Exercise instructions:
Copy out all the records exactly.

--- START OF Entries shown ---

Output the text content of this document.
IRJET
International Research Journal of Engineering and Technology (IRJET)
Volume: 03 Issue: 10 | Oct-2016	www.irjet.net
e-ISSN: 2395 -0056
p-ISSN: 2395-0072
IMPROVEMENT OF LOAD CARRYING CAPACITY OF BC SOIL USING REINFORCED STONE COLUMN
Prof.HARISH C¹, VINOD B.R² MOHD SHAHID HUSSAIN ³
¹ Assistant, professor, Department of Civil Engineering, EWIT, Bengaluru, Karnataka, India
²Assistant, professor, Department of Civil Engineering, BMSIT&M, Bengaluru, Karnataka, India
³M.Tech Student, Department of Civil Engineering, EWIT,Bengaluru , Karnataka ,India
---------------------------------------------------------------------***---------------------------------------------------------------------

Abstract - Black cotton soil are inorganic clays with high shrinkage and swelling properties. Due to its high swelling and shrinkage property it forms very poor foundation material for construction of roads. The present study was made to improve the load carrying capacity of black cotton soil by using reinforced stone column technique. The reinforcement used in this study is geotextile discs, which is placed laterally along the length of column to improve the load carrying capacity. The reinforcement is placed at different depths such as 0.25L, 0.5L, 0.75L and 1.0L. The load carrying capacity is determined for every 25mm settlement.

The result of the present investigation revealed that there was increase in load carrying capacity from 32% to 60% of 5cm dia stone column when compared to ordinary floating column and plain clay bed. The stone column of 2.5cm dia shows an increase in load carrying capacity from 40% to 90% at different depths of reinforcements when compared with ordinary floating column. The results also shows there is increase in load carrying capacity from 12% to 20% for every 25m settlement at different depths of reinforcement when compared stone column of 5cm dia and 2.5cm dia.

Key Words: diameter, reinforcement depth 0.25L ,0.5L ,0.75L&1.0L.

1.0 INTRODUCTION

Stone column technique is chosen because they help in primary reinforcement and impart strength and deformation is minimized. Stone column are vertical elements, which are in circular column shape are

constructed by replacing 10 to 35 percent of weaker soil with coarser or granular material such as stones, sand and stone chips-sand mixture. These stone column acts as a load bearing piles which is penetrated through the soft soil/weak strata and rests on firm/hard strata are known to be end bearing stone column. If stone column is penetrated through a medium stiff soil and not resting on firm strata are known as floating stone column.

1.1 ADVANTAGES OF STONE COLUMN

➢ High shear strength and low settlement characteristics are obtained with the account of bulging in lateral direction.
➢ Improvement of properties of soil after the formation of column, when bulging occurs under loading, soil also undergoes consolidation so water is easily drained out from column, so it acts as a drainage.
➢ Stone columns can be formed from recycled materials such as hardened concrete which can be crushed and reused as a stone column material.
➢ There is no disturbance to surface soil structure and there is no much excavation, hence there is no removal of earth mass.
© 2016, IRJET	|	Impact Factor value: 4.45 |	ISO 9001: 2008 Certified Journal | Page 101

--- END OF Entries shown ---

Full answer:
Output the text content of this document.
IRJET
International Research Journal of Engineering and Technology (IRJET)
Volume: 03 Issue: 10 | Oct-2016	www.irjet.net
e-ISSN: 2395 -0056
p-ISSN: 2395-0072
IMPROVEMENT OF LOAD CARRYING CAPACITY OF BC SOIL USING REINFORCED STONE COLUMN
Prof.HARISH C¹, VINOD B.R² MOHD SHAHID HUSSAIN ³
¹ Assistant, professor, Department of Civil Engineering, EWIT, Bengaluru, Karnataka, India
²Assistant, professor, Department of Civil Engineering, BMSIT&M, Bengaluru, Karnataka, India
³M.Tech Student, Department of Civil Engineering, EWIT,Bengaluru , Karnataka ,India
---------------------------------------------------------------------***---------------------------------------------------------------------

Abstract - Black cotton soil are inorganic clays with high shrinkage and swelling properties. Due to its high swelling and shrinkage property it forms very poor foundation material for construction of roads. The present study was made to improve the load carrying capacity of black cotton soil by using reinforced stone column technique. The reinforcement used in this study is geotextile discs, which is placed laterally along the length of column to improve the load carrying capacity. The reinforcement is placed at different depths such as 0.25L, 0.5L, 0.75L and 1.0L. The load carrying capacity is determined for every 25mm settlement.

The result of the present investigation revealed that there was increase in load carrying capacity from 32% to 60% of 5cm dia stone column when compared to ordinary floating column and plain clay bed. The stone column of 2.5cm dia shows an increase in load carrying capacity from 40% to 90% at different depths of reinforcements when compared with ordinary floating column. The results also shows there is increase in load carrying capacity from 12% to 20% for every 25m settlement at different depths of reinforcement when compared stone column of 5cm dia and 2.5cm dia.

Key Words: diameter, reinforcement depth 0.25L ,0.5L ,0.75L&1.0L.

1.0 INTRODUCTION

Stone column technique is chosen because they help in primary reinforcement and impart strength and deformation is minimized. Stone column are vertical elements, which are in circular column shape are

constructed by replacing 10 to 35 percent of weaker soil with coarser or granular material such as stones, sand and stone chips-sand mixture. These stone column acts as a load bearing piles which is penetrated through the soft soil/weak strata and rests on firm/hard strata are known to be end bearing stone column. If stone column is penetrated through a medium stiff soil and not resting on firm strata are known as floating stone column.

1.1 ADVANTAGES OF STONE COLUMN

➢ High shear strength and low settlement characteristics are obtained with the account of bulging in lateral direction.
➢ Improvement of properties of soil after the formation of column, when bulging occurs under loading, soil also undergoes consolidation so water is easily drained out from column, so it acts as a drainage.
➢ Stone columns can be formed from recycled materials such as hardened concrete which can be crushed and reused as a stone column material.
➢ There is no disturbance to surface soil structure and there is no much excavation, hence there is no removal of earth mass.
© 2016, IRJET	|	Impact Factor value: 4.45 |	ISO 9001: 2008 Certified Journal | Page 101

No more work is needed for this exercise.